RECORD EXTRACTS >>
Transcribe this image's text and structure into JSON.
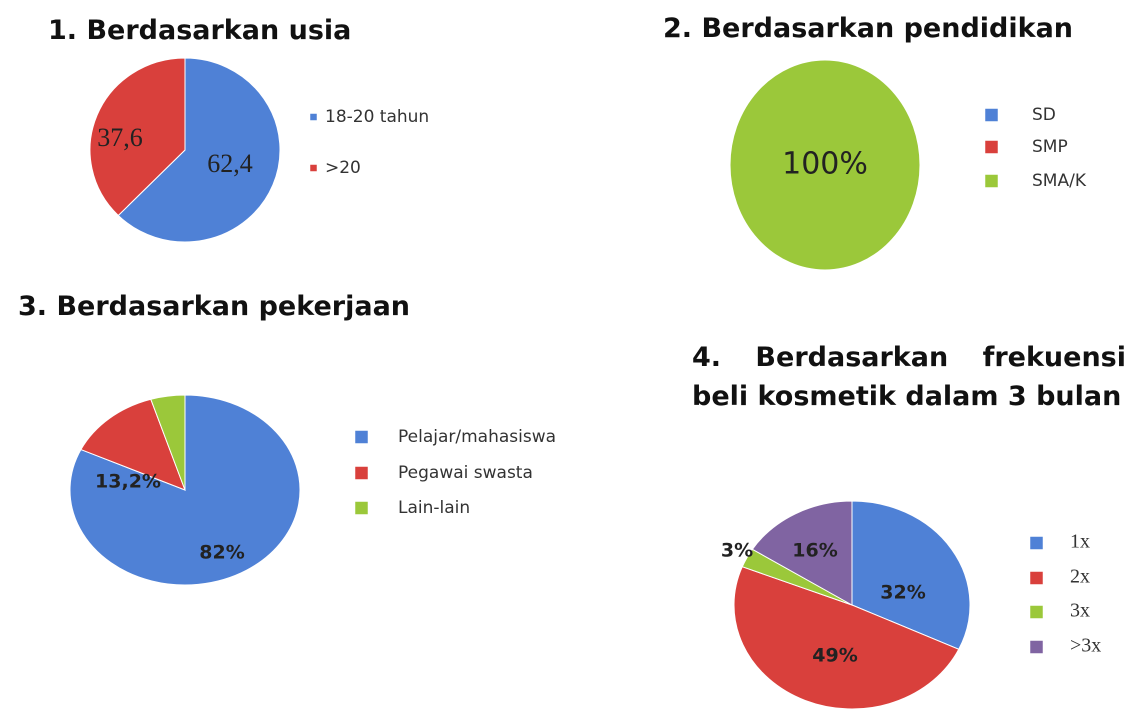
{
  "chart_data": [
    {
      "type": "pie",
      "title": "1. Berdasarkan usia",
      "categories": [
        "18-20 tahun",
        ">20"
      ],
      "values": [
        62.4,
        37.6
      ],
      "value_labels": [
        "62,4",
        "37,6"
      ],
      "colors": [
        "#4f81d6",
        "#d9403c"
      ]
    },
    {
      "type": "pie",
      "title": "2. Berdasarkan pendidikan",
      "categories": [
        "SD",
        "SMP",
        "SMA/K"
      ],
      "values": [
        0,
        0,
        100
      ],
      "value_labels": [
        null,
        null,
        "100%"
      ],
      "colors": [
        "#4f81d6",
        "#d9403c",
        "#9bc83a"
      ]
    },
    {
      "type": "pie",
      "title": "3. Berdasarkan pekerjaan",
      "categories": [
        "Pelajar/mahasiswa",
        "Pegawai swasta",
        "Lain-lain"
      ],
      "values": [
        82,
        13.2,
        4.8
      ],
      "value_labels": [
        "82%",
        "13,2%",
        null
      ],
      "colors": [
        "#4f81d6",
        "#d9403c",
        "#9bc83a"
      ]
    },
    {
      "type": "pie",
      "title": "4. Berdasarkan frekuensi beli kosmetik dalam 3 bulan",
      "categories": [
        "1x",
        "2x",
        "3x",
        ">3x"
      ],
      "values": [
        32,
        49,
        3,
        16
      ],
      "value_labels": [
        "32%",
        "49%",
        "3%",
        "16%"
      ],
      "colors": [
        "#4f81d6",
        "#d9403c",
        "#9bc83a",
        "#8064a2"
      ]
    }
  ]
}
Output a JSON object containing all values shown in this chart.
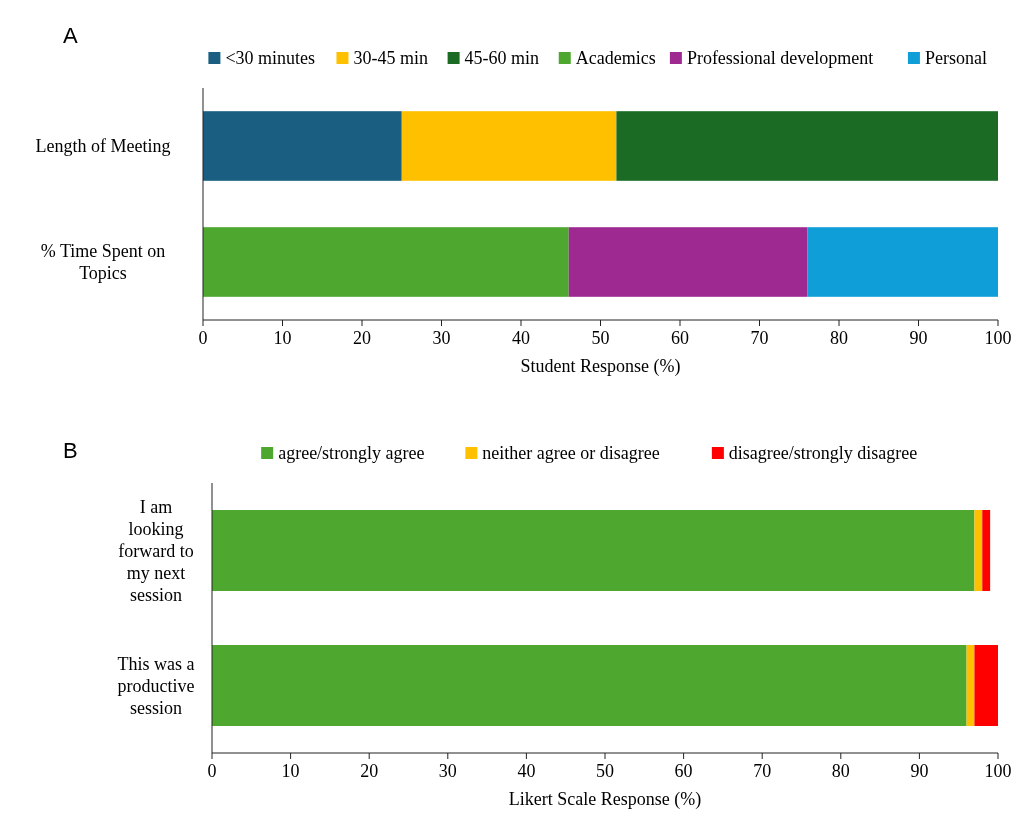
{
  "chart_data": [
    {
      "type": "bar",
      "title": "A",
      "orientation": "horizontal",
      "stacked": true,
      "categories": [
        "Length of Meeting",
        "% Time Spent on Topics"
      ],
      "xlabel": "Student Response (%)",
      "xlim": [
        0,
        100
      ],
      "xticks": [
        0,
        10,
        20,
        30,
        40,
        50,
        60,
        70,
        80,
        90,
        100
      ],
      "legend": "top",
      "grid": false,
      "series": [
        {
          "name": "<30 minutes",
          "color": "#1a5e82",
          "values": [
            25,
            null
          ]
        },
        {
          "name": "30-45 min",
          "color": "#ffc000",
          "values": [
            27,
            null
          ]
        },
        {
          "name": "45-60 min",
          "color": "#1b6b25",
          "values": [
            48,
            null
          ]
        },
        {
          "name": "Academics",
          "color": "#4ea72e",
          "values": [
            null,
            46
          ]
        },
        {
          "name": "Professional development",
          "color": "#9e2a91",
          "values": [
            null,
            30
          ]
        },
        {
          "name": "Personal",
          "color": "#109ed8",
          "values": [
            null,
            24
          ]
        }
      ]
    },
    {
      "type": "bar",
      "title": "B",
      "orientation": "horizontal",
      "stacked": true,
      "categories": [
        "I am looking forward to my next session",
        "This was a productive session"
      ],
      "xlabel": "Likert Scale Response (%)",
      "xlim": [
        0,
        100
      ],
      "xticks": [
        0,
        10,
        20,
        30,
        40,
        50,
        60,
        70,
        80,
        90,
        100
      ],
      "legend": "top",
      "grid": false,
      "series": [
        {
          "name": "agree/strongly agree",
          "color": "#4ea72e",
          "values": [
            97,
            96
          ]
        },
        {
          "name": "neither agree or disagree",
          "color": "#ffc000",
          "values": [
            1,
            1
          ]
        },
        {
          "name": "disagree/strongly disagree",
          "color": "#ff0000",
          "values": [
            1,
            3
          ]
        }
      ]
    }
  ]
}
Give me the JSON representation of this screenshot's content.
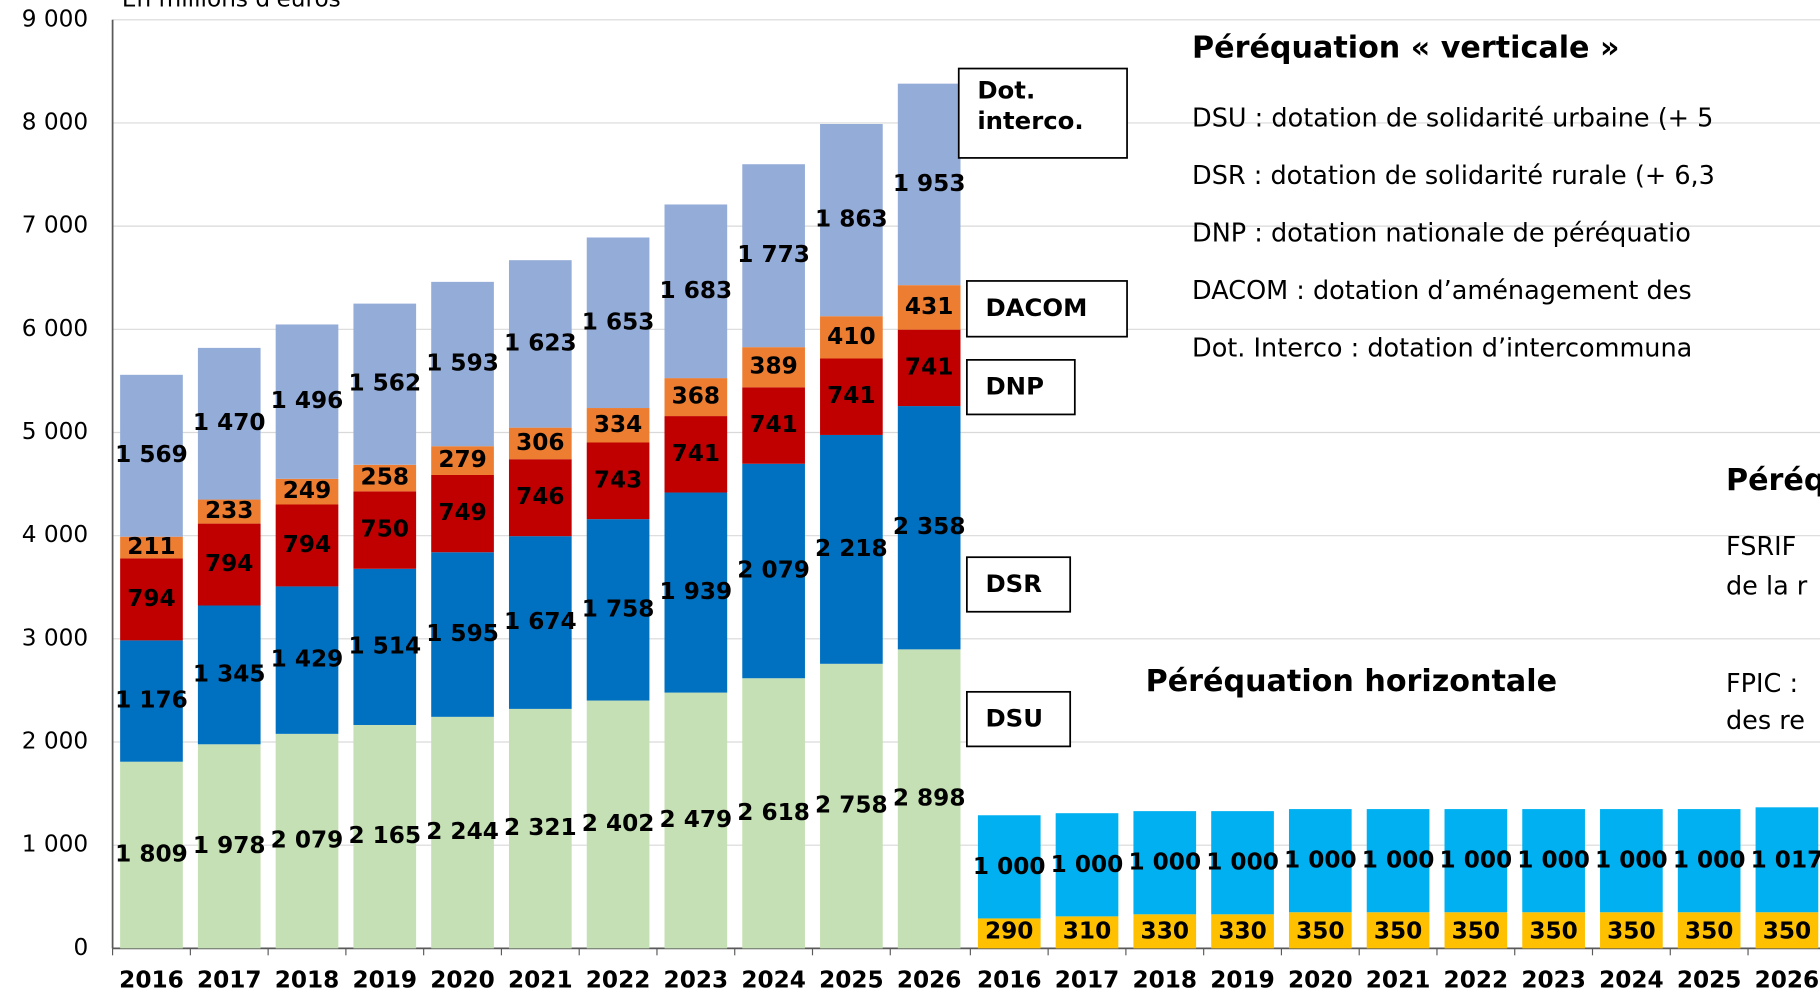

EXERCISE OBJECTIVE >>
Out of the preceding entries, pull every line containing the string "name".

FINISHED EXERCISE >>
          "name": "<30 minutes",
          "name": "30-45 min",
          "name": "45-60 min",
          "name": "Academics",
          "name": "Professional development",
          "name": "Personal",
          "name": "agree/strongly agree",
          "name": "neither agree or disagree",
          "name": "disagree/strongly disagree",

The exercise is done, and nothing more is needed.